Written problem: Copy down all of the data underneath, exactly as shown.

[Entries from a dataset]
────────────────
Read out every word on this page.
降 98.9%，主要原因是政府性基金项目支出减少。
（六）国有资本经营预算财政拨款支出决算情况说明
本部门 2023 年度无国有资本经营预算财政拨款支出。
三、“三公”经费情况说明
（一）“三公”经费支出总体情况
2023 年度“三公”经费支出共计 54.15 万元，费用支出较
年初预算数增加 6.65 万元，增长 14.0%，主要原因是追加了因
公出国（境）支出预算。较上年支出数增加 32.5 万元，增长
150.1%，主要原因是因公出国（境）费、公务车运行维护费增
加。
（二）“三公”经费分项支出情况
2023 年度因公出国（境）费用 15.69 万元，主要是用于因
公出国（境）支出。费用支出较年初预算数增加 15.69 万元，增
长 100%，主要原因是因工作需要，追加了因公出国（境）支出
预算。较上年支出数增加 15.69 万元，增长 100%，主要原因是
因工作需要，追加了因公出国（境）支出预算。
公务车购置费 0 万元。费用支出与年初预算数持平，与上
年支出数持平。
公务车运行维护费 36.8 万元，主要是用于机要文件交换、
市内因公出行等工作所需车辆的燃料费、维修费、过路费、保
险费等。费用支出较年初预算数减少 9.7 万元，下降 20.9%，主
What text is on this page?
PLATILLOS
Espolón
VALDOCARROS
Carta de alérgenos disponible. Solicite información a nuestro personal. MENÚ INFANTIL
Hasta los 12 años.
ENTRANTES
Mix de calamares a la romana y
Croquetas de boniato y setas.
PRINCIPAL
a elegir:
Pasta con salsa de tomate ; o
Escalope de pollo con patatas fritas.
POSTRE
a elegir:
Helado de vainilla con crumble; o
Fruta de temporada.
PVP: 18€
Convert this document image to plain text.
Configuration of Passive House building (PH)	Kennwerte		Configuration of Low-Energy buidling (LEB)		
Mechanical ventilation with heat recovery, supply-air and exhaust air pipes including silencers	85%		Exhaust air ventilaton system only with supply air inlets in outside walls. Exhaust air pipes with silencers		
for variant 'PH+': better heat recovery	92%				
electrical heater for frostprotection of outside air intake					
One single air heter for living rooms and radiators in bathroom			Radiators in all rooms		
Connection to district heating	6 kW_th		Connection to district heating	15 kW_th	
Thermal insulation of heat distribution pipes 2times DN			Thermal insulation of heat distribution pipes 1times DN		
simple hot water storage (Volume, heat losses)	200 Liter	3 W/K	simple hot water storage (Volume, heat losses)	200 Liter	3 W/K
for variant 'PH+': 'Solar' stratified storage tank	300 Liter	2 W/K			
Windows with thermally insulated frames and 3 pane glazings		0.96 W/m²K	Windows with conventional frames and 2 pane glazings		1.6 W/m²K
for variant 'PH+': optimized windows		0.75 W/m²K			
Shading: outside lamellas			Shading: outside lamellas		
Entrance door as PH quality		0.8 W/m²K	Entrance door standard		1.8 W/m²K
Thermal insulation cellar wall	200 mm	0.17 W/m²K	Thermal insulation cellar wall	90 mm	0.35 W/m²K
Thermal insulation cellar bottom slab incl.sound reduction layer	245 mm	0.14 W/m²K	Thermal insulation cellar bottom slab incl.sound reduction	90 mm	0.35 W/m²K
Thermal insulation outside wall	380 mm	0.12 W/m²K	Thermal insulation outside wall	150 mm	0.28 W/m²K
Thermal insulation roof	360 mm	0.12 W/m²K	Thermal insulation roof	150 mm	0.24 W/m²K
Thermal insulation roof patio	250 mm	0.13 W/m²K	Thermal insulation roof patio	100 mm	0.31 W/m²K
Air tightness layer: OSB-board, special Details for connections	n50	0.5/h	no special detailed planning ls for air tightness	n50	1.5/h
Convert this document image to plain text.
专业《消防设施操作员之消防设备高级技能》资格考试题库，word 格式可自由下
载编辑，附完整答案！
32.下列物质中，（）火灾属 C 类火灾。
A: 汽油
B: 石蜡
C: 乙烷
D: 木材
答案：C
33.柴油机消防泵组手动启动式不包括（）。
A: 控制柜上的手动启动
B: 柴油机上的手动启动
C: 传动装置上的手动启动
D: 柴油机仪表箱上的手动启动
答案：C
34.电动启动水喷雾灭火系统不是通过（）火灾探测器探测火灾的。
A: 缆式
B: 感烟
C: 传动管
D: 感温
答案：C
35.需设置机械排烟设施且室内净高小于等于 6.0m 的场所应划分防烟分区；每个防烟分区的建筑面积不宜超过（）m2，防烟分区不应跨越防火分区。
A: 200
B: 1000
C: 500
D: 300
────────────────
Reply:
Read out every word on this page.
降 98.9%，主要原因是政府性基金项目支出减少。
（六）国有资本经营预算财政拨款支出决算情况说明
本部门 2023 年度无国有资本经营预算财政拨款支出。
三、“三公”经费情况说明
（一）“三公”经费支出总体情况
2023 年度“三公”经费支出共计 54.15 万元，费用支出较
年初预算数增加 6.65 万元，增长 14.0%，主要原因是追加了因
公出国（境）支出预算。较上年支出数增加 32.5 万元，增长
150.1%，主要原因是因公出国（境）费、公务车运行维护费增
加。
（二）“三公”经费分项支出情况
2023 年度因公出国（境）费用 15.69 万元，主要是用于因
公出国（境）支出。费用支出较年初预算数增加 15.69 万元，增
长 100%，主要原因是因工作需要，追加了因公出国（境）支出
预算。较上年支出数增加 15.69 万元，增长 100%，主要原因是
因工作需要，追加了因公出国（境）支出预算。
公务车购置费 0 万元。费用支出与年初预算数持平，与上
年支出数持平。
公务车运行维护费 36.8 万元，主要是用于机要文件交换、
市内因公出行等工作所需车辆的燃料费、维修费、过路费、保
险费等。费用支出较年初预算数减少 9.7 万元，下降 20.9%，主
What text is on this page?
PLATILLOS
Espolón
VALDOCARROS
Carta de alérgenos disponible. Solicite información a nuestro personal. MENÚ INFANTIL
Hasta los 12 años.
ENTRANTES
Mix de calamares a la romana y
Croquetas de boniato y setas.
PRINCIPAL
a elegir:
Pasta con salsa de tomate ; o
Escalope de pollo con patatas fritas.
POSTRE
a elegir:
Helado de vainilla con crumble; o
Fruta de temporada.
PVP: 18€
Convert this document image to plain text.
Configuration of Passive House building (PH)	Kennwerte		Configuration of Low-Energy buidling (LEB)		
Mechanical ventilation with heat recovery, supply-air and exhaust air pipes including silencers	85%		Exhaust air ventilaton system only with supply air inlets in outside walls. Exhaust air pipes with silencers		
for variant 'PH+': better heat recovery	92%				
electrical heater for frostprotection of outside air intake					
One single air heter for living rooms and radiators in bathroom			Radiators in all rooms		
Connection to district heating	6 kW_th		Connection to district heating	15 kW_th	
Thermal insulation of heat distribution pipes 2times DN			Thermal insulation of heat distribution pipes 1times DN		
simple hot water storage (Volume, heat losses)	200 Liter	3 W/K	simple hot water storage (Volume, heat losses)	200 Liter	3 W/K
for variant 'PH+': 'Solar' stratified storage tank	300 Liter	2 W/K			
Windows with thermally insulated frames and 3 pane glazings		0.96 W/m²K	Windows with conventional frames and 2 pane glazings		1.6 W/m²K
for variant 'PH+': optimized windows		0.75 W/m²K			
Shading: outside lamellas			Shading: outside lamellas		
Entrance door as PH quality		0.8 W/m²K	Entrance door standard		1.8 W/m²K
Thermal insulation cellar wall	200 mm	0.17 W/m²K	Thermal insulation cellar wall	90 mm	0.35 W/m²K
Thermal insulation cellar bottom slab incl.sound reduction layer	245 mm	0.14 W/m²K	Thermal insulation cellar bottom slab incl.sound reduction	90 mm	0.35 W/m²K
Thermal insulation outside wall	380 mm	0.12 W/m²K	Thermal insulation outside wall	150 mm	0.28 W/m²K
Thermal insulation roof	360 mm	0.12 W/m²K	Thermal insulation roof	150 mm	0.24 W/m²K
Thermal insulation roof patio	250 mm	0.13 W/m²K	Thermal insulation roof patio	100 mm	0.31 W/m²K
Air tightness layer: OSB-board, special Details for connections	n50	0.5/h	no special detailed planning ls for air tightness	n50	1.5/h
Convert this document image to plain text.
专业《消防设施操作员之消防设备高级技能》资格考试题库，word 格式可自由下
载编辑，附完整答案！
32.下列物质中，（）火灾属 C 类火灾。
A: 汽油
B: 石蜡
C: 乙烷
D: 木材
答案：C
33.柴油机消防泵组手动启动式不包括（）。
A: 控制柜上的手动启动
B: 柴油机上的手动启动
C: 传动装置上的手动启动
D: 柴油机仪表箱上的手动启动
答案：C
34.电动启动水喷雾灭火系统不是通过（）火灾探测器探测火灾的。
A: 缆式
B: 感烟
C: 传动管
D: 感温
答案：C
35.需设置机械排烟设施且室内净高小于等于 6.0m 的场所应划分防烟分区；每个防烟分区的建筑面积不宜超过（）m2，防烟分区不应跨越防火分区。
A: 200
B: 1000
C: 500
D: 300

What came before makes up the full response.